■ Exercise instructions ■
Copy out all of the material exactly as presented.
— Start of Listed records —
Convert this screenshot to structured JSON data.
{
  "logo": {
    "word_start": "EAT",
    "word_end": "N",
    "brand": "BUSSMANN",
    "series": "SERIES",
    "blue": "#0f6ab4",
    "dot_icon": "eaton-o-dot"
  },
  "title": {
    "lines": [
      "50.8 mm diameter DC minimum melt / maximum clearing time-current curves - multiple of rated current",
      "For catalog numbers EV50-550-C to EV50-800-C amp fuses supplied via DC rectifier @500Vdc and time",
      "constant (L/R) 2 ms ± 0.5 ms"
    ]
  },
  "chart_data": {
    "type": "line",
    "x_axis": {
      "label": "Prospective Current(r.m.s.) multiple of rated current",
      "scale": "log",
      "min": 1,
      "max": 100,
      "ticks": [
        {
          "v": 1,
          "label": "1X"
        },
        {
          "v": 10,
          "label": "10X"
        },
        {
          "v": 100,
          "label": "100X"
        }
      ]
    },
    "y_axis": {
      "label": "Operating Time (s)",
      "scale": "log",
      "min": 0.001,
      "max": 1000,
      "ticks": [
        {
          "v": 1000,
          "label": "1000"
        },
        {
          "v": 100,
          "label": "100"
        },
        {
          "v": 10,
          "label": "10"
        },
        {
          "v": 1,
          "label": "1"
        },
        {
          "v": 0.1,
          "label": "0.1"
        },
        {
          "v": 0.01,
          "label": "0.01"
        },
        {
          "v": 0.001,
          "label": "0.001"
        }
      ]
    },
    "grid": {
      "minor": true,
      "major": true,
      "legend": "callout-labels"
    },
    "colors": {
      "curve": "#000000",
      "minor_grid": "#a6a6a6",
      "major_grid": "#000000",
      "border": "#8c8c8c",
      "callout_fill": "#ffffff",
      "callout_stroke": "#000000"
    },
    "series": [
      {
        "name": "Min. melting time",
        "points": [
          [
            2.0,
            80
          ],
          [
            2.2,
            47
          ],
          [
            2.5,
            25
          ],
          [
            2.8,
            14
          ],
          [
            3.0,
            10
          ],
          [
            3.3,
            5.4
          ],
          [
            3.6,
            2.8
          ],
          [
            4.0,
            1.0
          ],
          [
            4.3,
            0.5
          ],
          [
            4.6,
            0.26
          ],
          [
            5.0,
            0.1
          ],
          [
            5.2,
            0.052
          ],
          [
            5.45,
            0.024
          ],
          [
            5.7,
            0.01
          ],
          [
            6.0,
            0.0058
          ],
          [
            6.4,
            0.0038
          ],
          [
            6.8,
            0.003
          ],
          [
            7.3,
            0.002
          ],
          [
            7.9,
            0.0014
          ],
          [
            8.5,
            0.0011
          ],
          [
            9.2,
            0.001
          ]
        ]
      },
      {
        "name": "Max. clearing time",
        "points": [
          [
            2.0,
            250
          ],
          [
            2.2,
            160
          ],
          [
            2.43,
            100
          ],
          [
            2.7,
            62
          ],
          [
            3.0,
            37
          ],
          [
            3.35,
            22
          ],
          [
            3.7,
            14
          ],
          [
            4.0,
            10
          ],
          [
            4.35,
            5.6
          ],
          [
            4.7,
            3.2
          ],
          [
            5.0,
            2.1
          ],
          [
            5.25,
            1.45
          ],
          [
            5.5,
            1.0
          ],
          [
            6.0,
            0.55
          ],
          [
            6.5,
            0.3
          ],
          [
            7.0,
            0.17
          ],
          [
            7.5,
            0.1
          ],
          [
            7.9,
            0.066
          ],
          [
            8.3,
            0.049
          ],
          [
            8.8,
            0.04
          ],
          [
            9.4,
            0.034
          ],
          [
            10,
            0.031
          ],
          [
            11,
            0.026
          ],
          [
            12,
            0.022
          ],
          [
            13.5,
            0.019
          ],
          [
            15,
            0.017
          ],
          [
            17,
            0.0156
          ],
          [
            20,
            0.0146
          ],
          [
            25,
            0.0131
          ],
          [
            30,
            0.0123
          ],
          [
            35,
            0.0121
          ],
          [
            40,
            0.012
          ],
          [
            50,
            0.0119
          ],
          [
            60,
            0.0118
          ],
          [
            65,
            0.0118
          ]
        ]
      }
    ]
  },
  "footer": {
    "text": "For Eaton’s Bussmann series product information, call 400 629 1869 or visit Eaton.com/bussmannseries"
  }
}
— End of Listed records —
■ Answer for the task ■
Convert this screenshot to structured JSON data.
{
  "logo": {
    "word_start": "EAT",
    "word_end": "N",
    "brand": "BUSSMANN",
    "series": "SERIES",
    "blue": "#0f6ab4",
    "dot_icon": "eaton-o-dot"
  },
  "title": {
    "lines": [
      "50.8 mm diameter DC minimum melt / maximum clearing time-current curves - multiple of rated current",
      "For catalog numbers EV50-550-C to EV50-800-C amp fuses supplied via DC rectifier @500Vdc and time",
      "constant (L/R) 2 ms ± 0.5 ms"
    ]
  },
  "chart_data": {
    "type": "line",
    "x_axis": {
      "label": "Prospective Current(r.m.s.) multiple of rated current",
      "scale": "log",
      "min": 1,
      "max": 100,
      "ticks": [
        {
          "v": 1,
          "label": "1X"
        },
        {
          "v": 10,
          "label": "10X"
        },
        {
          "v": 100,
          "label": "100X"
        }
      ]
    },
    "y_axis": {
      "label": "Operating Time (s)",
      "scale": "log",
      "min": 0.001,
      "max": 1000,
      "ticks": [
        {
          "v": 1000,
          "label": "1000"
        },
        {
          "v": 100,
          "label": "100"
        },
        {
          "v": 10,
          "label": "10"
        },
        {
          "v": 1,
          "label": "1"
        },
        {
          "v": 0.1,
          "label": "0.1"
        },
        {
          "v": 0.01,
          "label": "0.01"
        },
        {
          "v": 0.001,
          "label": "0.001"
        }
      ]
    },
    "grid": {
      "minor": true,
      "major": true,
      "legend": "callout-labels"
    },
    "colors": {
      "curve": "#000000",
      "minor_grid": "#a6a6a6",
      "major_grid": "#000000",
      "border": "#8c8c8c",
      "callout_fill": "#ffffff",
      "callout_stroke": "#000000"
    },
    "series": [
      {
        "name": "Min. melting time",
        "points": [
          [
            2.0,
            80
          ],
          [
            2.2,
            47
          ],
          [
            2.5,
            25
          ],
          [
            2.8,
            14
          ],
          [
            3.0,
            10
          ],
          [
            3.3,
            5.4
          ],
          [
            3.6,
            2.8
          ],
          [
            4.0,
            1.0
          ],
          [
            4.3,
            0.5
          ],
          [
            4.6,
            0.26
          ],
          [
            5.0,
            0.1
          ],
          [
            5.2,
            0.052
          ],
          [
            5.45,
            0.024
          ],
          [
            5.7,
            0.01
          ],
          [
            6.0,
            0.0058
          ],
          [
            6.4,
            0.0038
          ],
          [
            6.8,
            0.003
          ],
          [
            7.3,
            0.002
          ],
          [
            7.9,
            0.0014
          ],
          [
            8.5,
            0.0011
          ],
          [
            9.2,
            0.001
          ]
        ]
      },
      {
        "name": "Max. clearing time",
        "points": [
          [
            2.0,
            250
          ],
          [
            2.2,
            160
          ],
          [
            2.43,
            100
          ],
          [
            2.7,
            62
          ],
          [
            3.0,
            37
          ],
          [
            3.35,
            22
          ],
          [
            3.7,
            14
          ],
          [
            4.0,
            10
          ],
          [
            4.35,
            5.6
          ],
          [
            4.7,
            3.2
          ],
          [
            5.0,
            2.1
          ],
          [
            5.25,
            1.45
          ],
          [
            5.5,
            1.0
          ],
          [
            6.0,
            0.55
          ],
          [
            6.5,
            0.3
          ],
          [
            7.0,
            0.17
          ],
          [
            7.5,
            0.1
          ],
          [
            7.9,
            0.066
          ],
          [
            8.3,
            0.049
          ],
          [
            8.8,
            0.04
          ],
          [
            9.4,
            0.034
          ],
          [
            10,
            0.031
          ],
          [
            11,
            0.026
          ],
          [
            12,
            0.022
          ],
          [
            13.5,
            0.019
          ],
          [
            15,
            0.017
          ],
          [
            17,
            0.0156
          ],
          [
            20,
            0.0146
          ],
          [
            25,
            0.0131
          ],
          [
            30,
            0.0123
          ],
          [
            35,
            0.0121
          ],
          [
            40,
            0.012
          ],
          [
            50,
            0.0119
          ],
          [
            60,
            0.0118
          ],
          [
            65,
            0.0118
          ]
        ]
      }
    ]
  },
  "footer": {
    "text": "For Eaton’s Bussmann series product information, call 400 629 1869 or visit Eaton.com/bussmannseries"
  }
}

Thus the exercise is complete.